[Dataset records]

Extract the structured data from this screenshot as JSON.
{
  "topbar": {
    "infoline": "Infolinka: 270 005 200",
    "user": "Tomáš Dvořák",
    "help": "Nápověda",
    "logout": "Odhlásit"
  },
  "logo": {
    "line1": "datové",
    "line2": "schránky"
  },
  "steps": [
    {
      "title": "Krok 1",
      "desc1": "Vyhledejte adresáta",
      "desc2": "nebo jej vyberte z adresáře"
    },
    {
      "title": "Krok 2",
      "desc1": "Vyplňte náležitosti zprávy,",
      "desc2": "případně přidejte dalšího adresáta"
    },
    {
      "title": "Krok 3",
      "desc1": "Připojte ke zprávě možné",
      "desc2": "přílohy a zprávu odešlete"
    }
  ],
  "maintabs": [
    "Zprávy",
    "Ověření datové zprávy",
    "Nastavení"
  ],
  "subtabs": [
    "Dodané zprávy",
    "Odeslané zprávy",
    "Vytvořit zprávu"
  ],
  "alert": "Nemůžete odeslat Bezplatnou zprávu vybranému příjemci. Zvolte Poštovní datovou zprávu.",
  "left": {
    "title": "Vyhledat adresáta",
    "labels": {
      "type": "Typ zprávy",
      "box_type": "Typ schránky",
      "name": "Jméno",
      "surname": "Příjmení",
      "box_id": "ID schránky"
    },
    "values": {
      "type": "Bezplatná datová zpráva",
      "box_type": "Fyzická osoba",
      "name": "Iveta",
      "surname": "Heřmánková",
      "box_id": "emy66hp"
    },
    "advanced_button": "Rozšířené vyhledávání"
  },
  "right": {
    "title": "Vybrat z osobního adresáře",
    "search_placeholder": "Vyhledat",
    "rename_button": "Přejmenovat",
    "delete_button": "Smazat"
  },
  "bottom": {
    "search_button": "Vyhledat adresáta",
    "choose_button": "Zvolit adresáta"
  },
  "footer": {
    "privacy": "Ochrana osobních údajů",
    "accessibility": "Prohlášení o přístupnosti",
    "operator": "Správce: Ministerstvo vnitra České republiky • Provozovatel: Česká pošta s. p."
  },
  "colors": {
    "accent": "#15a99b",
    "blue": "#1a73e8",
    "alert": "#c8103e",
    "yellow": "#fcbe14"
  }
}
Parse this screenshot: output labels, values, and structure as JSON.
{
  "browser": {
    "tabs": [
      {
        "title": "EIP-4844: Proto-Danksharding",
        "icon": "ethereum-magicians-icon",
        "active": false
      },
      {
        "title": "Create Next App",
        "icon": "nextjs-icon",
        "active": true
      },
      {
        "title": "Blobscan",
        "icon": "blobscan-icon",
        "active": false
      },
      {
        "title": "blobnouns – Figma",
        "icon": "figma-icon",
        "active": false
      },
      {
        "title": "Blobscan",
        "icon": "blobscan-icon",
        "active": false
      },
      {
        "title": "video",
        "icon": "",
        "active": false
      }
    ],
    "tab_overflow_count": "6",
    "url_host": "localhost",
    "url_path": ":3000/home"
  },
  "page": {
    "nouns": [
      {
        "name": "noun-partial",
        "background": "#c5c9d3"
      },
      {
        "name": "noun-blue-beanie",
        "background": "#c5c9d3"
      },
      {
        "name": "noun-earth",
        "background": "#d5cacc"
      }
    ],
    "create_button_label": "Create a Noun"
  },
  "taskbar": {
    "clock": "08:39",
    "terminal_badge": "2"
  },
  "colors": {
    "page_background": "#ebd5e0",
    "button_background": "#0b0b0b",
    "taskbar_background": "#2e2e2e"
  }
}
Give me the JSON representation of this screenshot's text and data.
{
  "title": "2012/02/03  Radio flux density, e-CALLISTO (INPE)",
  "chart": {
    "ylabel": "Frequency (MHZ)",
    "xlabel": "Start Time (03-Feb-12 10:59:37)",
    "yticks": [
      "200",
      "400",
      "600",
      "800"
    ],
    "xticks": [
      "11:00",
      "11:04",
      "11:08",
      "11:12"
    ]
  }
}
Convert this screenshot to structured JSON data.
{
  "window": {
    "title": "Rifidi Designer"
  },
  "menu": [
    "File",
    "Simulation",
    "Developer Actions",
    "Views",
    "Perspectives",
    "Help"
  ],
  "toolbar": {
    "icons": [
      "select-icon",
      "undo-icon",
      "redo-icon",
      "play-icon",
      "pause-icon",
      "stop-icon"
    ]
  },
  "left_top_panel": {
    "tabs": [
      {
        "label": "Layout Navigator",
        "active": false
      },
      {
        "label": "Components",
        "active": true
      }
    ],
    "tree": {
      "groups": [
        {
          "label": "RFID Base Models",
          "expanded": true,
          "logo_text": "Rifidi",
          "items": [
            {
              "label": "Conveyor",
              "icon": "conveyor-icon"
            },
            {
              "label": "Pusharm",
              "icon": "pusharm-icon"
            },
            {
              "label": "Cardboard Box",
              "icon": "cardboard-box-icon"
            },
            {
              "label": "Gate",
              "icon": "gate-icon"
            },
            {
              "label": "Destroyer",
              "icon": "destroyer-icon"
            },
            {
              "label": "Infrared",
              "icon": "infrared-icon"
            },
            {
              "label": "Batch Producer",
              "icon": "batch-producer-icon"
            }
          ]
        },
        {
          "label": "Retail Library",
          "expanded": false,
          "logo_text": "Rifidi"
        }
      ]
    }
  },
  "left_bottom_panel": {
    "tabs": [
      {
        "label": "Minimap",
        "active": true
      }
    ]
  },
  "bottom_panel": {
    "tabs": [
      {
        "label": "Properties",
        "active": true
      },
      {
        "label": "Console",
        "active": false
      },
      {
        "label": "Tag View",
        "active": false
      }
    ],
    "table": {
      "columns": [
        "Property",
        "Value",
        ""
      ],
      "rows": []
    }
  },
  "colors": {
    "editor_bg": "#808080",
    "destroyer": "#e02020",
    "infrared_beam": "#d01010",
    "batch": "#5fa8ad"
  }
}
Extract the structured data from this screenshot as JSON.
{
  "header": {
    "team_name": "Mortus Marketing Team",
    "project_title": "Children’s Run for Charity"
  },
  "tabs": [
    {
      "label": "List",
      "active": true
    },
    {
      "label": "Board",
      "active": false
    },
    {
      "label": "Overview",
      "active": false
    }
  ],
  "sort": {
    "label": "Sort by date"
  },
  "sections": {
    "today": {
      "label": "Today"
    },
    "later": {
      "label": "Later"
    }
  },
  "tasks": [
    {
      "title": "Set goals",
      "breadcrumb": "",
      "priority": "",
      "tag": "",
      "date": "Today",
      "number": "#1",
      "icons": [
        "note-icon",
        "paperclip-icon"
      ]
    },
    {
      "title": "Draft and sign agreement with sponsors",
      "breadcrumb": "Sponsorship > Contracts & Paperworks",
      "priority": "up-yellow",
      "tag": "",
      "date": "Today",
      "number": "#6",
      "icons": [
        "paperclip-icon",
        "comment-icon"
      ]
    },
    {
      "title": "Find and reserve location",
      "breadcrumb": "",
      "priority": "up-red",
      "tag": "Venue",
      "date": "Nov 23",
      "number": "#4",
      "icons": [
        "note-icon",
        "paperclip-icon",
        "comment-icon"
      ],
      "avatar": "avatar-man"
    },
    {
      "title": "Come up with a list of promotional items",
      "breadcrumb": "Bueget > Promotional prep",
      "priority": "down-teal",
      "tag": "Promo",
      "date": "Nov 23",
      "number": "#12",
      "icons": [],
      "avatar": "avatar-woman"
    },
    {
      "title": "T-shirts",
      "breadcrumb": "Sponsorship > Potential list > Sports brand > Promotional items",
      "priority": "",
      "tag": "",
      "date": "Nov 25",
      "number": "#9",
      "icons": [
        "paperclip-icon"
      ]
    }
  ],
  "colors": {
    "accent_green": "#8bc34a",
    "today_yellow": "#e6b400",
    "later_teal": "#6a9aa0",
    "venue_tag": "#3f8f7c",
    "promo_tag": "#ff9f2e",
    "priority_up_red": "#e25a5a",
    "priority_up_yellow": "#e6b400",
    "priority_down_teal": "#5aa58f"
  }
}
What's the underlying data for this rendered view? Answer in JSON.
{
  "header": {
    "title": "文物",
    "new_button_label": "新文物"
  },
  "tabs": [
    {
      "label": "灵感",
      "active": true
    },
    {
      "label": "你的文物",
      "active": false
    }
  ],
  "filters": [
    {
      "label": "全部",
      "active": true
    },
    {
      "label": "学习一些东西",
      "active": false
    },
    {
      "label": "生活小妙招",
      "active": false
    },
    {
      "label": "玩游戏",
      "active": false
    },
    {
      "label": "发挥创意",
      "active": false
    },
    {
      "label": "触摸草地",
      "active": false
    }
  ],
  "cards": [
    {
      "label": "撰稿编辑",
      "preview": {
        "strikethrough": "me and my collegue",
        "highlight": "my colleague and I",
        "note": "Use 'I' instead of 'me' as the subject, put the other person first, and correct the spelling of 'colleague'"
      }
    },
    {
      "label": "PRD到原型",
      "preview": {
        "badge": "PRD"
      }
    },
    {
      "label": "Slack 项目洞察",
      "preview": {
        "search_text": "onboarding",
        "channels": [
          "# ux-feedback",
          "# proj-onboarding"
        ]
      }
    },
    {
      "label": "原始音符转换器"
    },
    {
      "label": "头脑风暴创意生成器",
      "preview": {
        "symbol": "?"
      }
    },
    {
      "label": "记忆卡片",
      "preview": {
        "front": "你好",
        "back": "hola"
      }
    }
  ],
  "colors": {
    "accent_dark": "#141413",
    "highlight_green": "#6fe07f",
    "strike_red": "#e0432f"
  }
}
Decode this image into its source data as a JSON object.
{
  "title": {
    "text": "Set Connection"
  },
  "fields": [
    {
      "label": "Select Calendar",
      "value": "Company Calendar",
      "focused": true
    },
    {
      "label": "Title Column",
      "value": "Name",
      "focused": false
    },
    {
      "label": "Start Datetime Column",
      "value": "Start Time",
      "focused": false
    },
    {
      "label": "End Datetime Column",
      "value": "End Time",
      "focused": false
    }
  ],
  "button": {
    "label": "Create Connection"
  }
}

INSTRUCTION: Copy each line from the records above that includes the string "Vyhledat".

THE REPLY:
    "title": "Vyhledat adresáta",
    "search_placeholder": "Vyhledat",
    "search_button": "Vyhledat adresáta",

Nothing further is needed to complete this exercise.